--- Exercises ---
1. List the section headings that recur in each entry of the soap actress list.
2. In the soap actress list, which show did Fiona Wade star in as Joanna Day?
3. Go on with the soap actress list, starting after its final sentence.

--- Source text ---
──────
7. NAME: NATALIE ANDERSON A.K.A. ALICIA GALLAGHER
SOAP: EMMERDALE

Photo: Eamonn McCormack / WireImage | Licensed to Alpha Media Group 2012
CHARACTER ANALYSIS
The third puller of pints to grace our top ten soap strumpets, sex on legs Alicia Gallagher is a no-nonsense girl who speaks her mind and dresses to kill. Currently serving a stretch at Her Majesty’s convenience for knocking seven shades of shit out of her boss.

REALITY BITES
Naughty Natalie first attracted the ardor of red-blooded British men when she appeared as a contestant on ITV’s Pop Idol. Sadly for Nat she failed to make the cut in the heats, squeezed out by Joker-faced, loafer-toed warbler Will Young.

MOST LIKELY TO
Dress up to the max in Primark’s finest interpretations of last season’s couture and then kick the living shit out of you for jolly. Hopefully she’d play nurse for you afterwards and kiss all the bruises, welts and stiletto stabs better.

WHY WE LOVE HER
Quite simply whether she’s dressed to the nines as Alicia or glamour modeling as Natalie we think the Emmerdale angel is a stunner. Honestly, you could dress her in a soiled garbage bag and we’d still love her!

8. NAME: FIONA WADE AKA PRIYA SHARMA
SOAP: EMMERDALE

Photo: Photoshot / Retna Ltd. | Licensed to Alpha Media Group 2012
CHARACTER ANALYSIS
Spicy Indian hottie with a taste for the good times, the masala babe is too much of a goodie two-shoes to see her naughty thoughts through.

MOST LIKELY TO
Take you home and introduce you to the family. Here you’ll spend the next two hours being quizzed by suspicious brothers each of whom has sussed your grubby plans for their sweet sister.

REALITY BITES
Back when we were all snotty school kids, Fiona starred in pre-homework favorite Grange Hill as the rebellious, alcoholic, man-eating teenager Joanna Day.

WHY WE LOVE HER
If we could bottle her beauty we’d glug pints of it and then swim around in vat of her until we drowned… if that’s possible.
──────
--- Information shown ---
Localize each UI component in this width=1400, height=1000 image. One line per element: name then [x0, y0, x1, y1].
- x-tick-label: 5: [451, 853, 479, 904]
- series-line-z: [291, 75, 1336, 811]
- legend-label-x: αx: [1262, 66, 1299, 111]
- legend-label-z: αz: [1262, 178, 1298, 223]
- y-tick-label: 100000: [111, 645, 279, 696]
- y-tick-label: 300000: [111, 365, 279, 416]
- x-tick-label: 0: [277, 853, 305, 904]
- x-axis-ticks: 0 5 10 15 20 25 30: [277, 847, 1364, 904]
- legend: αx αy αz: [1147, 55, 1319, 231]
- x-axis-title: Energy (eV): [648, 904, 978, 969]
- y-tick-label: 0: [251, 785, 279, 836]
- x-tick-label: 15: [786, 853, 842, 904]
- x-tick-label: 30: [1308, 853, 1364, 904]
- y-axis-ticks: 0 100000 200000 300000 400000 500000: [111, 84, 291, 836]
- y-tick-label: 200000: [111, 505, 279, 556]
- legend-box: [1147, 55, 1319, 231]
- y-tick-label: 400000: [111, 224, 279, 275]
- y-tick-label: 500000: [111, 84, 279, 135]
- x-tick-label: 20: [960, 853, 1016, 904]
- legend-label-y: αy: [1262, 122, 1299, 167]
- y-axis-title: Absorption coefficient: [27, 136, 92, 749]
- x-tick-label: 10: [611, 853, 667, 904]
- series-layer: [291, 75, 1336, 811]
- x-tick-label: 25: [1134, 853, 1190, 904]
──────
--- Answers for this exercise ---
1.
CHARACTER ANALYSIS
REALITY BITES
MOST LIKELY TO
WHY WE LOVE HER

2. Grange Hill

3.
9. NAME: SAMARA WEAVING AKA INDIGO WALKER
SOAP: HOME AND AWAY

Photo: Don Arnold / WireImage | Licensed to Alpha Media Group 2012
CHARACTER ANALYSIS
She experimented with weed and literally tripped into a coffee table. The Aussie blonde bombshell has been through one messy marriage before she even managed to graduate from college.

MOST LIKELY TO
Take you on a journey into ‘Reefer Madness’ on the Summer Bay beach where you’ll develop crazy mad munchies and drown trying to spear fish with a spent Rizla packet.

REALITY BITES
Samara is the niece of antipodean acting machine Hugo Weaving who you’ll know as Agent Smith in the Matrix trilogy and the elf bloke in Peter Jackson’s The Lord of the Rings trilogy. Cue threesome gag.

WHY WE LOVE HER
Under those sexy blonde locks and high cheekbones we think this sexy, surf beach babe has a heart of gold.

10. NAME: EMILY SYMONS AKA MARILYN CHAMBERS
SOAP: HOME AND AWAY

Photo: Richard Kendal / Retna UK. | Licensed to Alpha Media Group 2012
CHARACTER ANALYSIS
Big breasted, hair-snipping clairvoyant who loves to dress up in slutty leopard print, cleavage bulging outfits and heels. The scissor brandishing blonde is a bit of an airhead but endured the absolute marriage mismatch to headmaster “Flathead” Fisher.

REALITY BITES
Out of Summer Bay and in the ‘real world’ Emily was married to the son of an English Viscount and relative of stationary tycoon W.H. Smith. Yeah, the place you used to browse porn before broadband.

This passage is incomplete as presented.